(Dataset items)
[start]
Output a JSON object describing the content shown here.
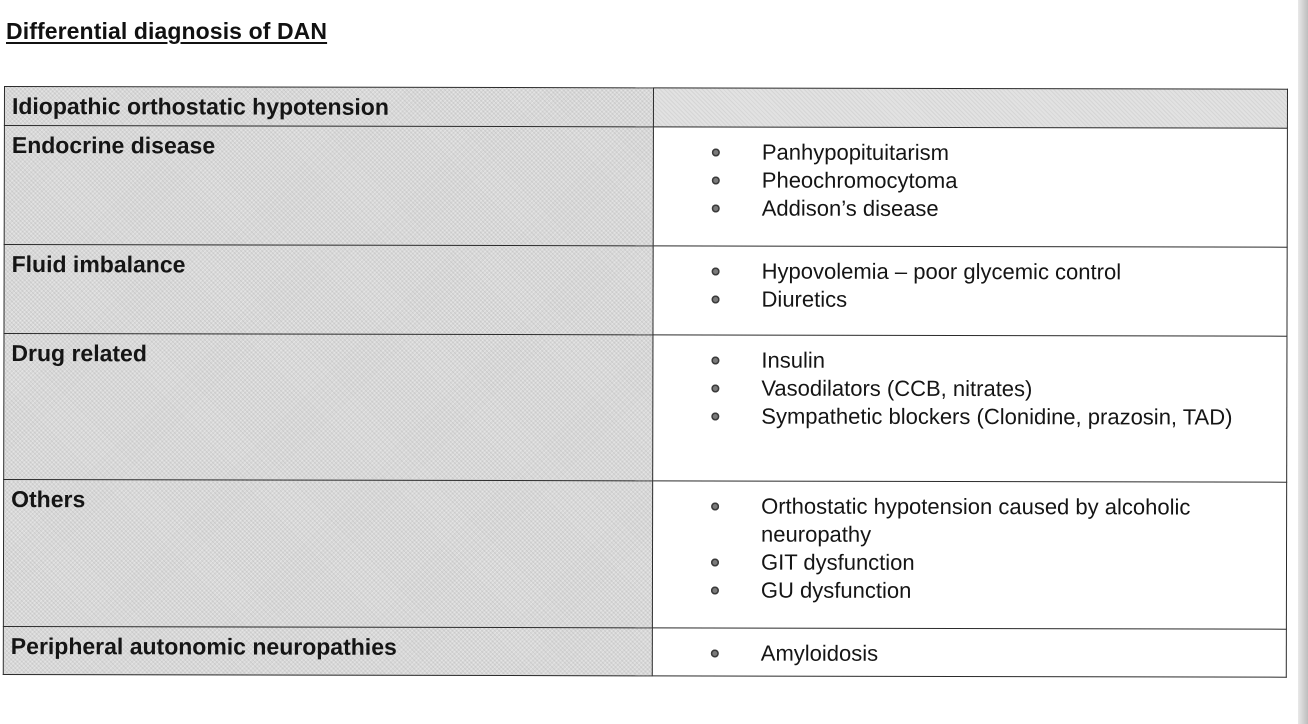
{
  "title": "Differential diagnosis of DAN",
  "rows": [
    {
      "category": "Idiopathic orthostatic hypotension",
      "items": []
    },
    {
      "category": "Endocrine disease",
      "items": [
        "Panhypopituitarism",
        "Pheochromocytoma",
        "Addison’s disease"
      ]
    },
    {
      "category": "Fluid imbalance",
      "items": [
        "Hypovolemia – poor glycemic control",
        "Diuretics"
      ]
    },
    {
      "category": "Drug related",
      "items": [
        "Insulin",
        "Vasodilators (CCB, nitrates)",
        "Sympathetic blockers (Clonidine, prazosin, TAD)"
      ]
    },
    {
      "category": "Others",
      "items": [
        "Orthostatic hypotension caused by alcoholic neuropathy",
        "GIT dysfunction",
        "GU dysfunction"
      ]
    },
    {
      "category": "Peripheral autonomic neuropathies",
      "items": [
        "Amyloidosis"
      ]
    }
  ]
}
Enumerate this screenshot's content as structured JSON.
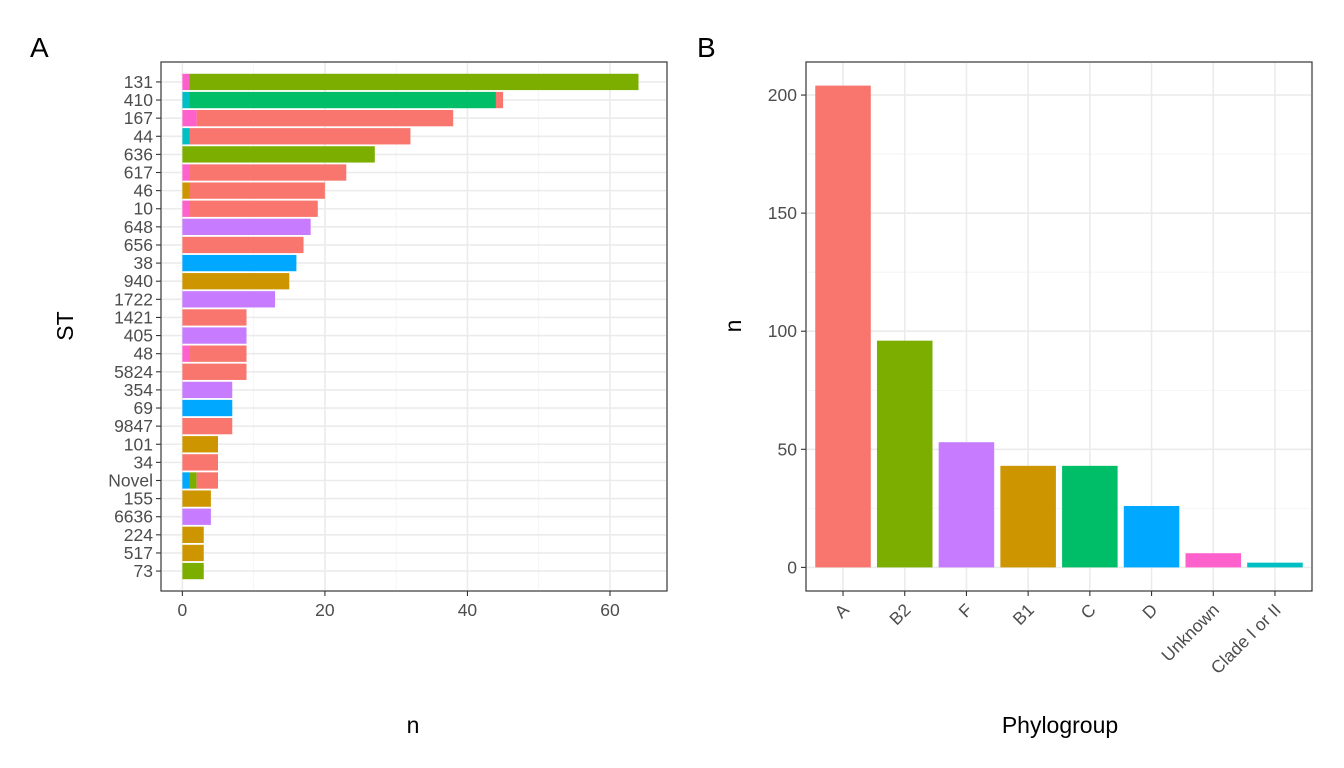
[end]
SHORT EXERCISE: Reproduce every record word for word. The copy must contain no pictures.

RESULT BELOW:
Output a JSON object describing the content shown here.
{
  "title": "Differential diagnosis of DAN",
  "rows": [
    {
      "category": "Idiopathic orthostatic hypotension",
      "items": []
    },
    {
      "category": "Endocrine disease",
      "items": [
        "Panhypopituitarism",
        "Pheochromocytoma",
        "Addison’s disease"
      ]
    },
    {
      "category": "Fluid imbalance",
      "items": [
        "Hypovolemia – poor glycemic control",
        "Diuretics"
      ]
    },
    {
      "category": "Drug related",
      "items": [
        "Insulin",
        "Vasodilators (CCB, nitrates)",
        "Sympathetic blockers (Clonidine, prazosin, TAD)"
      ]
    },
    {
      "category": "Others",
      "items": [
        "Orthostatic hypotension caused by alcoholic neuropathy",
        "GIT dysfunction",
        "GU dysfunction"
      ]
    },
    {
      "category": "Peripheral autonomic neuropathies",
      "items": [
        "Amyloidosis"
      ]
    }
  ]
}
Enumerate this screenshot's content as structured JSON.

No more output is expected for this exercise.